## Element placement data

........

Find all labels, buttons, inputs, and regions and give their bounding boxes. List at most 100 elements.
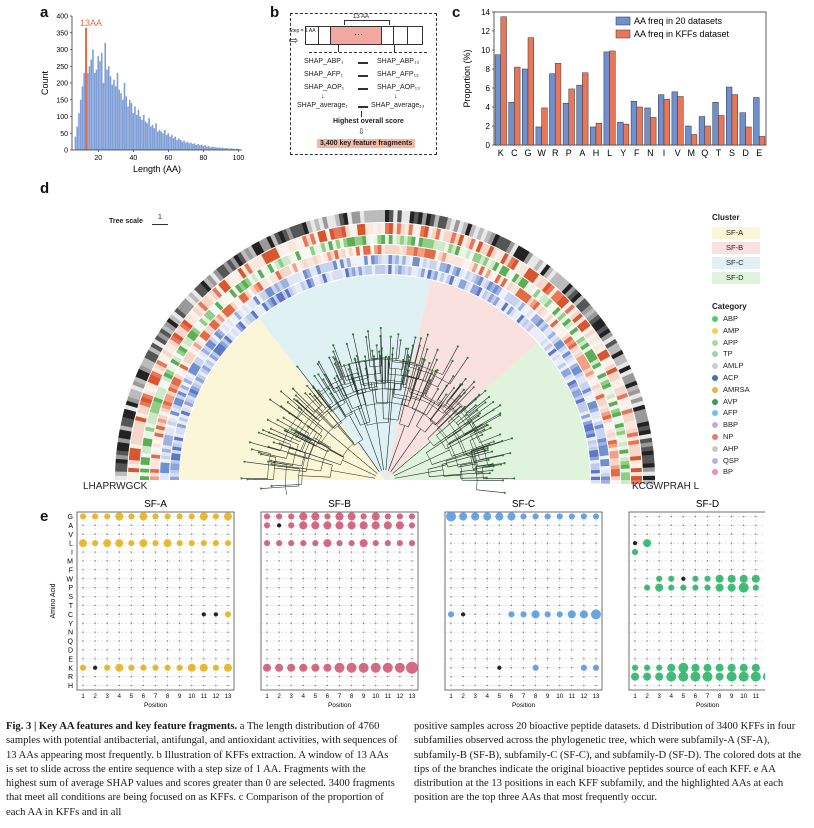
heat-ring-cell bbox=[160, 465, 170, 470]
tree-branch bbox=[371, 382, 375, 405]
background-dot bbox=[142, 640, 145, 642]
background-dot bbox=[694, 640, 697, 642]
background-dot bbox=[646, 604, 648, 607]
heat-ring-cell bbox=[436, 240, 443, 251]
histogram-bar bbox=[179, 139, 182, 150]
heat-ring-cell bbox=[328, 228, 336, 240]
heat-ring-cell bbox=[464, 223, 473, 236]
heat-ring-cell bbox=[142, 441, 152, 447]
category-legend-title: Category bbox=[712, 302, 747, 311]
panel-e-dotplots: SF-A1 2 3 4 5 6 7 8 9 10 11 12 13GAVLIMFWPSTCYNQDEKR… bbox=[50, 499, 765, 709]
bar-F-kffs bbox=[636, 106, 643, 146]
heat-ring-cell bbox=[261, 289, 270, 300]
tree-branch bbox=[429, 404, 443, 421]
heat-ring-cell bbox=[363, 255, 369, 265]
background-dot bbox=[82, 613, 84, 616]
heat-ring-cell bbox=[567, 341, 578, 351]
background-dot bbox=[474, 560, 476, 562]
tree-branch bbox=[428, 469, 444, 473]
heat-ring-cell bbox=[115, 467, 128, 472]
branch-tip-dot bbox=[428, 379, 432, 382]
heat-ring-cell bbox=[313, 218, 322, 232]
background-dot bbox=[166, 640, 169, 642]
background-dot bbox=[302, 560, 304, 562]
tree-branch bbox=[448, 406, 466, 423]
tree-branch bbox=[313, 419, 329, 433]
aa-dot-G bbox=[396, 513, 403, 520]
heat-ring-cell bbox=[434, 228, 442, 240]
histogram-bar bbox=[171, 134, 173, 150]
heat-ring-cell bbox=[615, 389, 627, 397]
heat-ring-cell bbox=[522, 306, 532, 316]
background-dot bbox=[278, 578, 280, 580]
heat-ring-cell bbox=[299, 281, 307, 291]
heat-ring-cell bbox=[590, 410, 601, 417]
heat-ring-cell bbox=[630, 463, 642, 469]
heat-ring-cell bbox=[346, 257, 352, 268]
heat-ring-cell bbox=[592, 386, 603, 394]
category-legend-item: AMRSA bbox=[712, 385, 750, 394]
tree-branch bbox=[304, 452, 324, 460]
x-tick-label: 13 bbox=[409, 694, 416, 700]
tree-branch bbox=[297, 404, 310, 419]
branch-tip-dot bbox=[270, 459, 273, 462]
heat-ring-cell bbox=[197, 283, 209, 295]
caption-right-text: positive samples across 20 bioactive pep… bbox=[414, 721, 802, 804]
background-dot bbox=[411, 533, 413, 535]
background-dot bbox=[718, 595, 721, 598]
heat-ring-cell bbox=[152, 443, 162, 449]
background-dot bbox=[203, 551, 205, 553]
heat-ring-cell bbox=[339, 238, 345, 249]
heat-ring-cell bbox=[227, 274, 238, 286]
heat-ring-cell bbox=[563, 353, 574, 362]
background-dot bbox=[450, 640, 452, 642]
tree-branch bbox=[452, 432, 460, 443]
background-dot bbox=[266, 622, 268, 624]
heat-ring-cell bbox=[562, 370, 572, 379]
heat-ring-cell bbox=[160, 462, 170, 467]
heat-ring-cell bbox=[137, 368, 150, 378]
heat-ring-cell bbox=[184, 316, 196, 327]
heat-ring-cell bbox=[141, 392, 154, 401]
tree-branch bbox=[442, 389, 464, 414]
heat-ring-cell bbox=[503, 279, 512, 290]
tree-branch bbox=[342, 448, 349, 457]
heat-ring-cell bbox=[454, 277, 462, 288]
heat-ring-cell bbox=[209, 353, 219, 362]
tree-branch bbox=[271, 484, 302, 487]
tree-branch bbox=[346, 343, 353, 364]
aa-dot-W bbox=[751, 574, 760, 583]
tree-branch bbox=[392, 361, 406, 364]
background-dot bbox=[571, 560, 573, 562]
heat-ring-cell bbox=[297, 236, 306, 249]
tree-branch bbox=[369, 366, 376, 368]
tree-branch bbox=[328, 405, 340, 413]
heat-ring-cell bbox=[599, 451, 609, 457]
heat-ring-cell bbox=[338, 269, 344, 279]
heat-ring-cell bbox=[585, 429, 595, 436]
background-dot bbox=[743, 595, 745, 598]
background-dot bbox=[559, 542, 561, 544]
heat-ring-cell bbox=[526, 323, 535, 333]
branch-tip-dot bbox=[436, 387, 439, 391]
aa-dot-C bbox=[460, 612, 466, 617]
heat-ring-cell bbox=[219, 340, 229, 349]
heat-ring-cell bbox=[128, 475, 140, 480]
tree-branch bbox=[294, 399, 318, 420]
heat-ring-cell bbox=[535, 291, 545, 301]
tree-branch bbox=[352, 406, 359, 409]
heat-ring-cell bbox=[266, 298, 275, 308]
heat-ring-cell bbox=[244, 277, 253, 287]
aa-dot-K bbox=[497, 665, 502, 670]
heat-ring-cell bbox=[349, 257, 355, 267]
heat-ring-cell bbox=[236, 251, 247, 265]
tree-branch bbox=[268, 453, 271, 465]
background-dot bbox=[94, 613, 96, 616]
x-tick-label: 1 bbox=[633, 694, 637, 700]
tree-branch bbox=[411, 380, 424, 409]
background-dot bbox=[474, 667, 476, 669]
aa-dot-A bbox=[395, 521, 404, 530]
background-dot bbox=[106, 613, 108, 616]
background-dot bbox=[595, 578, 597, 580]
bar-K-kffs bbox=[500, 16, 507, 146]
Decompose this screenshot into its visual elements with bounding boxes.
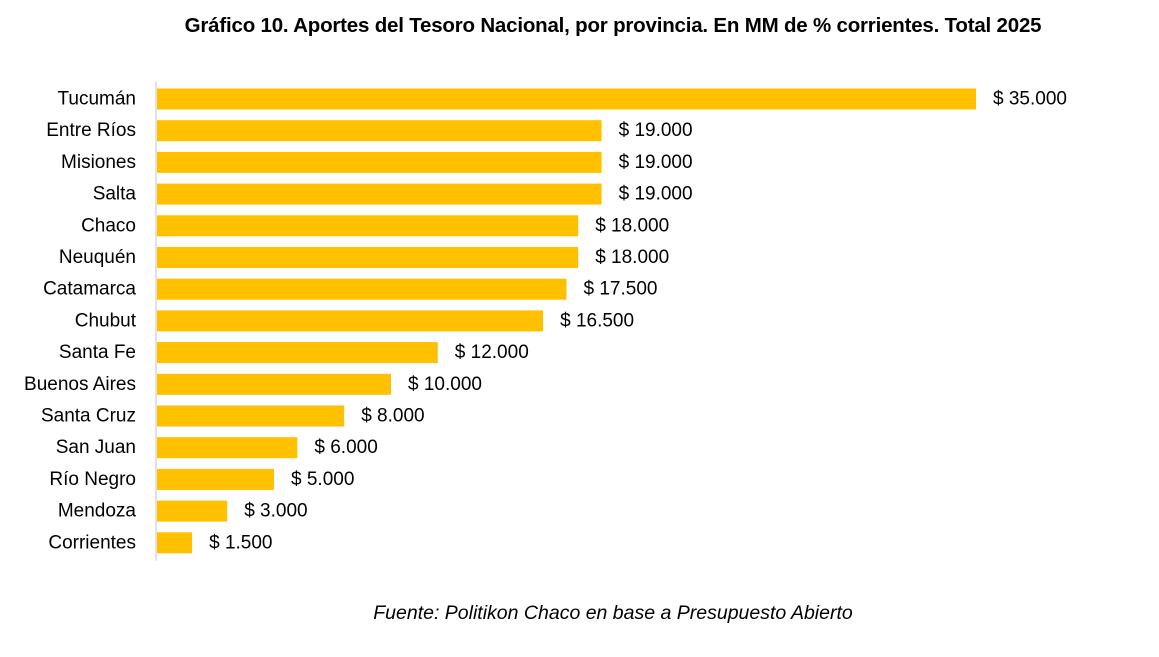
- chart-source: Fuente: Politikon Chaco en base a Presup…: [373, 602, 853, 624]
- chart-title: Gráfico 10. Aportes del Tesoro Nacional,…: [184, 14, 1042, 37]
- bar: [157, 500, 228, 522]
- value-label: $ 18.000: [595, 247, 669, 268]
- category-labels: Tucumán Entre Ríos Misiones Salta Chaco Neuqu…: [24, 89, 137, 554]
- bar: [157, 88, 976, 110]
- value-labels: $ 35.000 $ 19.000 $ 19.000 $ 19.000 $ 18.000…: [209, 89, 1067, 554]
- bars-layer: [157, 88, 976, 554]
- category-label: Tucumán: [58, 89, 137, 110]
- value-label: $ 8.000: [361, 406, 424, 427]
- category-label: Salta: [93, 184, 137, 205]
- bar: [157, 437, 298, 459]
- value-label: $ 3.000: [244, 501, 307, 522]
- category-label: San Juan: [56, 437, 136, 458]
- value-label: $ 12.000: [455, 342, 529, 363]
- category-label: Santa Fe: [59, 342, 136, 363]
- category-label: Chaco: [81, 215, 136, 236]
- value-label: $ 17.500: [584, 279, 658, 300]
- bar: [157, 278, 567, 300]
- bar: [157, 183, 602, 205]
- bar: [157, 310, 544, 332]
- category-label: Catamarca: [43, 279, 136, 300]
- bar: [157, 342, 438, 364]
- bar: [157, 373, 391, 395]
- bar: [157, 215, 579, 237]
- value-label: $ 18.000: [595, 215, 669, 236]
- category-label: Santa Cruz: [41, 406, 136, 427]
- value-label: $ 35.000: [993, 89, 1067, 110]
- bar: [157, 468, 274, 490]
- value-label: $ 19.000: [619, 184, 693, 205]
- category-label: Chubut: [75, 310, 137, 331]
- value-label: $ 19.000: [619, 152, 693, 173]
- category-label: Río Negro: [49, 469, 136, 490]
- value-label: $ 10.000: [408, 374, 482, 395]
- category-label: Neuquén: [59, 247, 136, 268]
- category-label: Corrientes: [48, 532, 136, 553]
- category-label: Misiones: [61, 152, 136, 173]
- value-label: $ 5.000: [291, 469, 354, 490]
- value-label: $ 1.500: [209, 532, 272, 553]
- bar: [157, 247, 579, 268]
- category-label: Entre Ríos: [46, 120, 136, 141]
- value-label: $ 16.500: [560, 310, 634, 331]
- value-label: $ 6.000: [314, 437, 377, 458]
- bar: [157, 405, 345, 427]
- bar: [157, 120, 602, 142]
- bar: [157, 151, 602, 173]
- value-label: $ 19.000: [619, 120, 693, 141]
- category-label: Buenos Aires: [24, 374, 136, 395]
- category-label: Mendoza: [58, 501, 137, 522]
- bar: [157, 532, 193, 554]
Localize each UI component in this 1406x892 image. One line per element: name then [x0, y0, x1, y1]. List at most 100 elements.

........

## Set exercise
Identify each line in the entries above that contains the string "Santa". Copy every one of those lines.

## Written solution
- category-label: Santa Fe: [59, 342, 136, 363]
- category-label: Santa Cruz: [41, 406, 136, 427]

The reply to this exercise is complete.